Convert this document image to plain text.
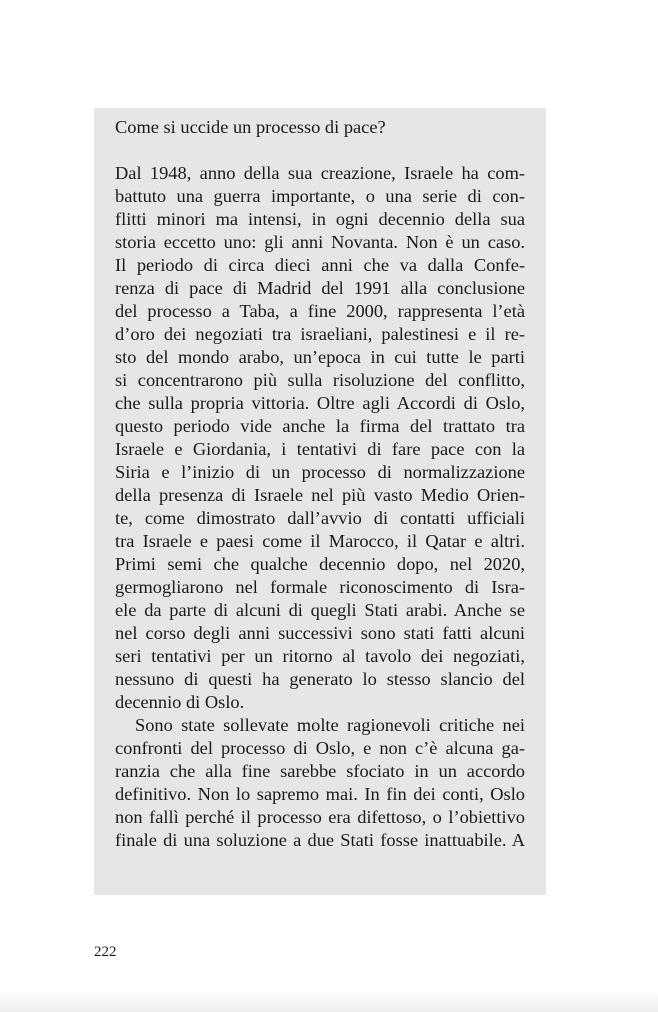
Come si uccide un processo di pace?

Dal 1948, anno della sua creazione, Israele ha com-
battuto una guerra importante, o una serie di con-
flitti minori ma intensi, in ogni decennio della sua
storia eccetto uno: gli anni Novanta. Non è un caso.
Il periodo di circa dieci anni che va dalla Confe-
renza di pace di Madrid del 1991 alla conclusione
del processo a Taba, a fine 2000, rappresenta l’età
d’oro dei negoziati tra israeliani, palestinesi e il re-
sto del mondo arabo, un’epoca in cui tutte le parti
si concentrarono più sulla risoluzione del conflitto,
che sulla propria vittoria. Oltre agli Accordi di Oslo,
questo periodo vide anche la firma del trattato tra
Israele e Giordania, i tentativi di fare pace con la
Siria e l’inizio di un processo di normalizzazione
della presenza di Israele nel più vasto Medio Orien-
te, come dimostrato dall’avvio di contatti ufficiali
tra Israele e paesi come il Marocco, il Qatar e altri.
Primi semi che qualche decennio dopo, nel 2020,
germogliarono nel formale riconoscimento di Isra-
ele da parte di alcuni di quegli Stati arabi. Anche se
nel corso degli anni successivi sono stati fatti alcuni
seri tentativi per un ritorno al tavolo dei negoziati,
nessuno di questi ha generato lo stesso slancio del
decennio di Oslo.
Sono state sollevate molte ragionevoli critiche nei
confronti del processo di Oslo, e non c’è alcuna ga-
ranzia che alla fine sarebbe sfociato in un accordo
definitivo. Non lo sapremo mai. In fin dei conti, Oslo
non fallì perché il processo era difettoso, o l’obiettivo
finale di una soluzione a due Stati fosse inattuabile. A
222
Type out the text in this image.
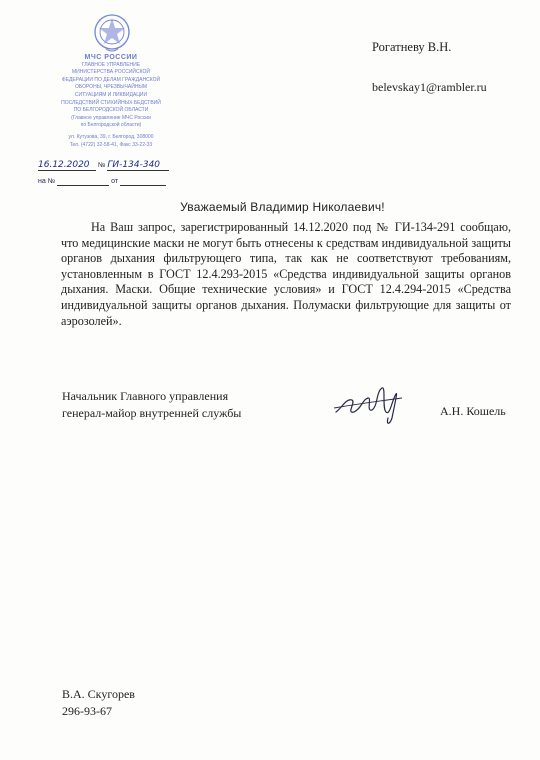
МЧС РОССИИ
ГЛАВНОЕ УПРАВЛЕНИЕ
МИНИСТЕРСТВА РОССИЙСКОЙ
ФЕДЕРАЦИИ ПО ДЕЛАМ ГРАЖДАНСКОЙ
ОБОРОНЫ, ЧРЕЗВЫЧАЙНЫМ
СИТУАЦИЯМ И ЛИКВИДАЦИИ
ПОСЛЕДСТВИЙ СТИХИЙНЫХ БЕДСТВИЙ
ПО БЕЛГОРОДСКОЙ ОБЛАСТИ
(Главное управление МЧС России
по Белгородской области)
ул. Кутузова, 39, г. Белгород, 308000
Тел. (4722) 32-58-41, Факс 33-22-33
16.12.2020 № ГИ-134-340
на №	от
Рогатневу В.Н.
belevskay1@rambler.ru
Уважаемый Владимир Николаевич!
На Ваш запрос, зарегистрированный 14.12.2020 под № ГИ-134-291 сообщаю, что медицинские маски не могут быть отнесены к средствам индивидуальной защиты органов дыхания фильтрующего типа, так как не соответствуют требованиям, установленным в ГОСТ 12.4.293-2015 «Средства индивидуальной защиты органов дыхания. Маски. Общие технические условия» и ГОСТ 12.4.294-2015 «Средства индивидуальной защиты органов дыхания. Полумаски фильтрующие для защиты от аэрозолей».
Начальник Главного управления
генерал-майор внутренней службы	А.Н. Кошель
В.А. Скугорев
296-93-67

************

# [REQUIRED TASK]
In your copy of the listing above, reproduce each line exactly and omit all pictures.

# [EXERCISE RESPONSE]
Convert this document image to plain text.
Come si uccide un processo di pace?

Dal 1948, anno della sua creazione, Israele ha com-
battuto una guerra importante, o una serie di con-
flitti minori ma intensi, in ogni decennio della sua
storia eccetto uno: gli anni Novanta. Non è un caso.
Il periodo di circa dieci anni che va dalla Confe-
renza di pace di Madrid del 1991 alla conclusione
del processo a Taba, a fine 2000, rappresenta l’età
d’oro dei negoziati tra israeliani, palestinesi e il re-
sto del mondo arabo, un’epoca in cui tutte le parti
si concentrarono più sulla risoluzione del conflitto,
che sulla propria vittoria. Oltre agli Accordi di Oslo,
questo periodo vide anche la firma del trattato tra
Israele e Giordania, i tentativi di fare pace con la
Siria e l’inizio di un processo di normalizzazione
della presenza di Israele nel più vasto Medio Orien-
te, come dimostrato dall’avvio di contatti ufficiali
tra Israele e paesi come il Marocco, il Qatar e altri.
Primi semi che qualche decennio dopo, nel 2020,
germogliarono nel formale riconoscimento di Isra-
ele da parte di alcuni di quegli Stati arabi. Anche se
nel corso degli anni successivi sono stati fatti alcuni
seri tentativi per un ritorno al tavolo dei negoziati,
nessuno di questi ha generato lo stesso slancio del
decennio di Oslo.
Sono state sollevate molte ragionevoli critiche nei
confronti del processo di Oslo, e non c’è alcuna ga-
ranzia che alla fine sarebbe sfociato in un accordo
definitivo. Non lo sapremo mai. In fin dei conti, Oslo
non fallì perché il processo era difettoso, o l’obiettivo
finale di una soluzione a due Stati fosse inattuabile. A
222
Type out the text in this image.
МЧС РОССИИ
ГЛАВНОЕ УПРАВЛЕНИЕ
МИНИСТЕРСТВА РОССИЙСКОЙ
ФЕДЕРАЦИИ ПО ДЕЛАМ ГРАЖДАНСКОЙ
ОБОРОНЫ, ЧРЕЗВЫЧАЙНЫМ
СИТУАЦИЯМ И ЛИКВИДАЦИИ
ПОСЛЕДСТВИЙ СТИХИЙНЫХ БЕДСТВИЙ
ПО БЕЛГОРОДСКОЙ ОБЛАСТИ
(Главное управление МЧС России
по Белгородской области)
ул. Кутузова, 39, г. Белгород, 308000
Тел. (4722) 32-58-41, Факс 33-22-33
16.12.2020 № ГИ-134-340
на №	от
Рогатневу В.Н.
belevskay1@rambler.ru
Уважаемый Владимир Николаевич!
На Ваш запрос, зарегистрированный 14.12.2020 под № ГИ-134-291 сообщаю, что медицинские маски не могут быть отнесены к средствам индивидуальной защиты органов дыхания фильтрующего типа, так как не соответствуют требованиям, установленным в ГОСТ 12.4.293-2015 «Средства индивидуальной защиты органов дыхания. Маски. Общие технические условия» и ГОСТ 12.4.294-2015 «Средства индивидуальной защиты органов дыхания. Полумаски фильтрующие для защиты от аэрозолей».
Начальник Главного управления
генерал-майор внутренней службы	А.Н. Кошель
В.А. Скугорев
296-93-67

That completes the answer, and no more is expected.